Exercise aim:
In the post on database transactions, what is the key feature of transactional behavior?

Transactional state handling is nothing we think much about anymore. It’s there. To the extent, that – I suspect – many have not thought much about it in the first place.
This post is about some, say, transaction potholes that I ran into at times – fooled by my own misleading intuition. And then… it is a little database transactions 101 that you may have forgotten again.
When I left university I had not studied database theory. Many Math and CS students did not. And yet I spent most of my professional career working for software solutions that have a relational database system (RDBMS) such as Oracle, Postgres, DB2, MS SQL Server or even MySQL, if not at their heart, than at least as their spine.
I have also worked on solutions that relied on self-implemented file system storage, when an RDBMS could have done the job. I consider that a delusional phase and waste of time.
There is of course limits, and there is problems where an RDBMS is not suitable – or available. Where it is however, it the one solution because:
- There is a rather well-defined and well-standardized storage interface (SQL, Drivers) to store, retrieve, and query your data.
- The relational algebra is logically sound, mostly implemented, well-documented, and really flexible, and actually proven to be so.
- Any popular RDBMS system provides for an operational environment, can be extended with professional support, has backup & recovery methods, etc, etc.
- It is transactional!
Let’s talk about the last bullet point. The key feature of transactional behavior is that of its all or nothing promise: Either all your changes will be applied or none. You will have heard about that one.
This is so important not because it is convenient and saves you some work of change compensation. It is important because normally you have absolutely no idea what are those changes that your code, the code you called, or the code that was called by the code you called actually made! That’s big.
But what is in that “all or nothing” scope? How do you demarcate transations?
That depends a bit on what you are implementing. The principle of least surprise is your friend though. There are some simple cases:
- User interactions are always a good transaction scope
- Processing an event or a service call with a response is a good transaction scope
Or to cut things short a good scope is every control flow…
- … that represents a complete state change in your system’s logic and
- … that does not take long.
Why should it not take long?

Data entries:
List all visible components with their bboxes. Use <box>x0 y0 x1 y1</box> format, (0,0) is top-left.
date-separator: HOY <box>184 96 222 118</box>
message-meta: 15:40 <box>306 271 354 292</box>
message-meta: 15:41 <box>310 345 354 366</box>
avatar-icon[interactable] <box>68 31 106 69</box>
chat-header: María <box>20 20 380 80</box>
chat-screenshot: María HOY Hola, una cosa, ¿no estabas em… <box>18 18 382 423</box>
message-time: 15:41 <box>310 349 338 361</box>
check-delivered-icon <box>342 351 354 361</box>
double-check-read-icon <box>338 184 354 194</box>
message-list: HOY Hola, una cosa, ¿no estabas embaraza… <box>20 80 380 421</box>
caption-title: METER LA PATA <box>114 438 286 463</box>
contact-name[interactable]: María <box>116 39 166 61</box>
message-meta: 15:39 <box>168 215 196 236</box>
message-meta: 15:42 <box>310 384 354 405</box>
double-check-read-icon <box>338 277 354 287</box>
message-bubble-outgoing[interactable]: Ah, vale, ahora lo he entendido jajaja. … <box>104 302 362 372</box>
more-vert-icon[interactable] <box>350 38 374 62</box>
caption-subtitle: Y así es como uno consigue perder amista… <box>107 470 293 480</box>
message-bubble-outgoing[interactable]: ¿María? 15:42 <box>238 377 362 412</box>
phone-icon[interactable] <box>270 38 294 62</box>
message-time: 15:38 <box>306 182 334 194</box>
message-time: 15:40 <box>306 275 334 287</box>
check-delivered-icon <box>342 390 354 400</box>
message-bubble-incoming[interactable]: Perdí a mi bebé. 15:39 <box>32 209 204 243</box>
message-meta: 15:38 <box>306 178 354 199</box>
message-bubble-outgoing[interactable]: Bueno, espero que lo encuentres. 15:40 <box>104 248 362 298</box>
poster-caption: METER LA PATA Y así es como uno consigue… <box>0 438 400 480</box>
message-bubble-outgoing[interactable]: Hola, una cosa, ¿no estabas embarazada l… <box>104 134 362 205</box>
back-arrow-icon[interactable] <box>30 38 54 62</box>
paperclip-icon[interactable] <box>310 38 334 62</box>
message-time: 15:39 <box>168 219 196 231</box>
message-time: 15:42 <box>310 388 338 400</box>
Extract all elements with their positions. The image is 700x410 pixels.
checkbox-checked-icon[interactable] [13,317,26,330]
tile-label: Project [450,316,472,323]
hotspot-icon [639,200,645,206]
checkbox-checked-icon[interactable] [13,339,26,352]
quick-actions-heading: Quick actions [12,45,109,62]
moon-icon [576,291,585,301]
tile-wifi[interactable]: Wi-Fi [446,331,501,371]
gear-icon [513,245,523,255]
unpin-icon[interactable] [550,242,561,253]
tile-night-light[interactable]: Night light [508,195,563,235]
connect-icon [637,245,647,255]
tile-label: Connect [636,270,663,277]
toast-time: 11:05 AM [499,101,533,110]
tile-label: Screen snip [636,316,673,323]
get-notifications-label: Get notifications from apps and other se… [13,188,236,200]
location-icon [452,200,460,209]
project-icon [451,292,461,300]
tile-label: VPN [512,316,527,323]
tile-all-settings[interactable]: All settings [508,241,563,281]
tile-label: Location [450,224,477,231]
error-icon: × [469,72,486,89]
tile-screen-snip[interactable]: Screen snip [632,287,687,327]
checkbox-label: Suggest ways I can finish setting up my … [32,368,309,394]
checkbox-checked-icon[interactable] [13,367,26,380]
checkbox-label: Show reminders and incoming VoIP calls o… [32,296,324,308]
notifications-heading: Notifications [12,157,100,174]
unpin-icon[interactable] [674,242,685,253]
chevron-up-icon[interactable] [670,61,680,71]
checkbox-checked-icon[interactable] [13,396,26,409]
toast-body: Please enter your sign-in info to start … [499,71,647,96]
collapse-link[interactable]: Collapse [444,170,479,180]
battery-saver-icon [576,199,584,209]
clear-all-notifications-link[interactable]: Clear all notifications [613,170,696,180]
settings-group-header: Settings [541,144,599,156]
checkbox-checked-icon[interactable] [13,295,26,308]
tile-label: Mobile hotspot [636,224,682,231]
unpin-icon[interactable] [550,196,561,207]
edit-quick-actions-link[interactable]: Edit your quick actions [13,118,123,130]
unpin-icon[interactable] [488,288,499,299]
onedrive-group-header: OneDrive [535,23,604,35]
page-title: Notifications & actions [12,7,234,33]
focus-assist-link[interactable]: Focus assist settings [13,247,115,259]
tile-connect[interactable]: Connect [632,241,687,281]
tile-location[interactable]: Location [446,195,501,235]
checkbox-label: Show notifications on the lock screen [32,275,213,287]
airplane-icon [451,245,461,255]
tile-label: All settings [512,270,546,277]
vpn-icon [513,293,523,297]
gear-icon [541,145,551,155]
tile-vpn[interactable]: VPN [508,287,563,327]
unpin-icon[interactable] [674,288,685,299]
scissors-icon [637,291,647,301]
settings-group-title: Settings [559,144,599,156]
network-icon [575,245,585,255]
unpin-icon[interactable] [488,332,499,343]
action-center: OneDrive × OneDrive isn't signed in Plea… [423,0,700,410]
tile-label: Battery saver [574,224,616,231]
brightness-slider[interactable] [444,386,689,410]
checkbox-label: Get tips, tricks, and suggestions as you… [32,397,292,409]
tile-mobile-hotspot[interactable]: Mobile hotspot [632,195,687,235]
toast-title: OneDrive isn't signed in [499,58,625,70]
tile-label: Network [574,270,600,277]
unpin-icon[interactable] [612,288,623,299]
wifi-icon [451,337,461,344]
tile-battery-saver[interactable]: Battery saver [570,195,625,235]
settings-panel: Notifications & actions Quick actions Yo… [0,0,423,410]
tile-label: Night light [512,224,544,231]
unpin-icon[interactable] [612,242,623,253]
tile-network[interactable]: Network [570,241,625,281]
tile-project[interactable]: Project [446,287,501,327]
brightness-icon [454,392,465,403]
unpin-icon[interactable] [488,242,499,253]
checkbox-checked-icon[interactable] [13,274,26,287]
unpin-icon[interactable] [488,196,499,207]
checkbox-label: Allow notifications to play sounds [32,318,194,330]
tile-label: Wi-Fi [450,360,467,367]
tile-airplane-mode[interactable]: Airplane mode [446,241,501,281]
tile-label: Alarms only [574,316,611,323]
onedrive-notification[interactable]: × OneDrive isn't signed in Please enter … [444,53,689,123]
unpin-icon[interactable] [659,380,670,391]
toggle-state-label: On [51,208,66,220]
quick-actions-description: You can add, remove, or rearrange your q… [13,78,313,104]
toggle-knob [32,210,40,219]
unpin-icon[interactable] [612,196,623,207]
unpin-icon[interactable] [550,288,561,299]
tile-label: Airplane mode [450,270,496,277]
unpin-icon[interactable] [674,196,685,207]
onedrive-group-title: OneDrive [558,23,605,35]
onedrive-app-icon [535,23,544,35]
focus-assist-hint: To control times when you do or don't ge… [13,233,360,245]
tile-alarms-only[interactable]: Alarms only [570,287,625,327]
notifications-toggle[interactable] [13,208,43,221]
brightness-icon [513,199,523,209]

Written answer:
Its all-or-nothing promise: either all your changes are applied or none.